+++ Text to read +++
I laughed at this line in the article:

"The iPhone does everything the iPod did and more, and has served as an iPod replacement since its debut."

Well, yeah, no, not anymore. The iPod actually still has a headphone jack.

I no longer consider my iPhone (I have the 8 Plus) a music player. It works about 80% of the time (since I usually use wireless), but I still on many occasions find myself trying to plug in an audio cable or wired headphones and going... "oh, yeah, that's right..."

iPhone is no longer a fully functional music player -- unless you have a clumsy dongle that I almost never have with me and that degrades the "three-in-one" aspect of the device Steve Jobs heralded when iPhone was introduced. It's a very un-Apple like experience with that horrid dongle.

Steve Jobs mocked other phones for having styluses, noting that it's something to lose and to have to fumble with. That's how I feel about the dongle, only worse, because at least my Treo had a slot for its stylus -- no such home for the dongle on the iPhone, and no wonder, because it would be rather stupid to have a place for a dongle when you could just use the space for the headphone jack.
+++
--- What this task involves ---
Could you extract, word for word, the passage of the post about the iPhone and its missing headphone jack that opens with the words containing "I no longer" and closes with "that horrid dongle."?
+++ Material +++
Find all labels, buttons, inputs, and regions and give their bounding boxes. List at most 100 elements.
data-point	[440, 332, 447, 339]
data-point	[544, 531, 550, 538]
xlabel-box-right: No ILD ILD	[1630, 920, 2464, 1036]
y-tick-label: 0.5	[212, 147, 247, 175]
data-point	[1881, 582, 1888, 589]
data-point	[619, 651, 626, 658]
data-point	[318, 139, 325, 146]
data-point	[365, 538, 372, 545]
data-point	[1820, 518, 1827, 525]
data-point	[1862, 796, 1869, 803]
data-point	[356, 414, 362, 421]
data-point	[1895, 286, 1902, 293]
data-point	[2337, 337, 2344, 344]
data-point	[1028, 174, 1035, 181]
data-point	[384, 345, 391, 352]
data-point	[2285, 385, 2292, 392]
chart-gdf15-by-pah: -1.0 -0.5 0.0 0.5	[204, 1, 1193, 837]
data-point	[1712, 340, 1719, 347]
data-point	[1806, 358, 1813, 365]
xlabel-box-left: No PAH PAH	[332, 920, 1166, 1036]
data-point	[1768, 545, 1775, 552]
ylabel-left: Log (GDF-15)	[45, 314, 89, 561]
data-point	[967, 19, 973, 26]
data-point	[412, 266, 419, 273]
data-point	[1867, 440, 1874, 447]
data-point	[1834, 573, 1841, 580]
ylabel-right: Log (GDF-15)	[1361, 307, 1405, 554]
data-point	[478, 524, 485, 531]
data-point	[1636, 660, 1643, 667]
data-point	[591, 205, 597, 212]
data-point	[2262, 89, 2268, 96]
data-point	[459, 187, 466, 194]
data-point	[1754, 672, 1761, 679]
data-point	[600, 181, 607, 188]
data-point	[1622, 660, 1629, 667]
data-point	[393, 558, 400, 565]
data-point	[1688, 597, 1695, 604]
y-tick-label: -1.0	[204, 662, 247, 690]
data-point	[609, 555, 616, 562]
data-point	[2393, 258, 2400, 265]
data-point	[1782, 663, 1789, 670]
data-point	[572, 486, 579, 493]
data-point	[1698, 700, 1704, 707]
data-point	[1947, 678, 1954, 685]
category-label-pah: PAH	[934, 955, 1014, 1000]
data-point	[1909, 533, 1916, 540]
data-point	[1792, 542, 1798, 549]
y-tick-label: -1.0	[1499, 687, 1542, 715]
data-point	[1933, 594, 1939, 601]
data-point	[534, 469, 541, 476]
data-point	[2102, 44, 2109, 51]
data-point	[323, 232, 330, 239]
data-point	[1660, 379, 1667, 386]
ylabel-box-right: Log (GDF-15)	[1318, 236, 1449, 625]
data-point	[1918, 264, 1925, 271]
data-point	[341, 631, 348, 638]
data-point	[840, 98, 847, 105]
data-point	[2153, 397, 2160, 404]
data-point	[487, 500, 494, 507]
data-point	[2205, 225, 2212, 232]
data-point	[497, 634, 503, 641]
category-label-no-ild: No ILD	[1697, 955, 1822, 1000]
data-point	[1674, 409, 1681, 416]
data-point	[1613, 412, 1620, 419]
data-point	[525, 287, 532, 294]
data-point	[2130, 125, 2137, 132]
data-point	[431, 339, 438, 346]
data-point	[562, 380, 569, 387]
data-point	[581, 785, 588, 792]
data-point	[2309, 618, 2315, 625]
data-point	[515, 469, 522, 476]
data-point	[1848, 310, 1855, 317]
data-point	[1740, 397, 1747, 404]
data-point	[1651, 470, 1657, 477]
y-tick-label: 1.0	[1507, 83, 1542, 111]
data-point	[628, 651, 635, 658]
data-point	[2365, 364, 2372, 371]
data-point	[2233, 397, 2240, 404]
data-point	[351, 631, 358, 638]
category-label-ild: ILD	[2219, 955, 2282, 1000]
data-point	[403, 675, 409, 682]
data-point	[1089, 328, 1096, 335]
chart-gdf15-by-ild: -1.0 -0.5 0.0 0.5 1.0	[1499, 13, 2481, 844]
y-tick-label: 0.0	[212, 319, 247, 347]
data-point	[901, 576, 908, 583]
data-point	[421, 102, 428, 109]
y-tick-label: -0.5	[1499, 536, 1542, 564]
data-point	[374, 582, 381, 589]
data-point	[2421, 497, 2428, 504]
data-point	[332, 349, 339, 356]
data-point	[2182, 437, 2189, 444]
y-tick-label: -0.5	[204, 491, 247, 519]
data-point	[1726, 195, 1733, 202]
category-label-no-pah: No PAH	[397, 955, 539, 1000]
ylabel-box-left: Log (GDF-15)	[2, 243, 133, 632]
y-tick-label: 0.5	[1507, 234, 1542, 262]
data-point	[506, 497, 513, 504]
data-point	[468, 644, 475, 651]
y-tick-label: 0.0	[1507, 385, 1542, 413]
+++
--- The result ---
I no longer consider my iPhone (I have the 8 Plus) a music player. It works about 80% of the time (since I usually use wireless), but I still on many occasions find myself trying to plug in an audio cable or wired headphones and going... "oh, yeah, that's right..."

iPhone is no longer a fully functional music player -- unless you have a clumsy dongle that I almost never have with me and that degrades the "three-in-one" aspect of the device Steve Jobs heralded when iPhone was introduced. It's a very un-Apple like experience with that horrid dongle.